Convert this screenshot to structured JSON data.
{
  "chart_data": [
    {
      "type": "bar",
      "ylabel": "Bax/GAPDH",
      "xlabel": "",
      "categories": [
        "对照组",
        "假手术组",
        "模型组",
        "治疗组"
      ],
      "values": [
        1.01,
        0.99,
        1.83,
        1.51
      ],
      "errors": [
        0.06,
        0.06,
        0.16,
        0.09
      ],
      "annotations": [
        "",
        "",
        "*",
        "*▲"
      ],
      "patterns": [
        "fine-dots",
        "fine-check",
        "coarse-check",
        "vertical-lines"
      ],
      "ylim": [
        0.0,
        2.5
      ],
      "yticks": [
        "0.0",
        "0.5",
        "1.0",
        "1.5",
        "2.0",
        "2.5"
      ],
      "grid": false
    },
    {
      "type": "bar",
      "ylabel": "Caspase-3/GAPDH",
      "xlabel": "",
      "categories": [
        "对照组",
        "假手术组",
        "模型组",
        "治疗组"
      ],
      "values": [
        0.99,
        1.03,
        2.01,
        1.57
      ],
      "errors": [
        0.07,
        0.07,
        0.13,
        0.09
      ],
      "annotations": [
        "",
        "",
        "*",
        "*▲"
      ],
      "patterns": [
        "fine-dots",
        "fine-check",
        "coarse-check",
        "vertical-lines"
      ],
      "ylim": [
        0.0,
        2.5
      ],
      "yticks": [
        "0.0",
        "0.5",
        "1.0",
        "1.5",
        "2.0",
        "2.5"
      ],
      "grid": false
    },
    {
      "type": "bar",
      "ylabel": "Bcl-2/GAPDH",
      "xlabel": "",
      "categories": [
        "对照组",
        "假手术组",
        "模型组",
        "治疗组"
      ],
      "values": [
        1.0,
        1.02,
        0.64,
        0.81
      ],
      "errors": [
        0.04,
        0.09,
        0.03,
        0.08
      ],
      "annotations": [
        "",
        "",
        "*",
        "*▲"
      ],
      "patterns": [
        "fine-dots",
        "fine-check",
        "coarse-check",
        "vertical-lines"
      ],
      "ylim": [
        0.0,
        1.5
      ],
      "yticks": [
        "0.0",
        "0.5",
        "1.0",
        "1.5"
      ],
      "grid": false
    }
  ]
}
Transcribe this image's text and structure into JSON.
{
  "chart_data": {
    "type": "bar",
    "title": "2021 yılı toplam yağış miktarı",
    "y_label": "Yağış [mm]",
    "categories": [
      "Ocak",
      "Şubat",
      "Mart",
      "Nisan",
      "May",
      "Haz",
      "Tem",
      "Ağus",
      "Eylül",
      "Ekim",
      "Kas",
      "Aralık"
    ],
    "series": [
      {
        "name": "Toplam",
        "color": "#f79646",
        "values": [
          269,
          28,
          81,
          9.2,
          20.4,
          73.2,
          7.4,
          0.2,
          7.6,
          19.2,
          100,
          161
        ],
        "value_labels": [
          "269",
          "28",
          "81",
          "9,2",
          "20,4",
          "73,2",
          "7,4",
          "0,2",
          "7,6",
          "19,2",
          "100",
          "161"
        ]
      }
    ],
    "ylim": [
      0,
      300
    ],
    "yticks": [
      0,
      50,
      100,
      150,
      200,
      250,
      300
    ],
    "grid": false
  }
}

-------------------------

** DIRECTIONS **
Identify all lines in the records above with the word "GAPDH".

** OUTPUT FOR THIS TASK **
      "ylabel": "Bax/GAPDH",
      "ylabel": "Caspase-3/GAPDH",
      "ylabel": "Bcl-2/GAPDH",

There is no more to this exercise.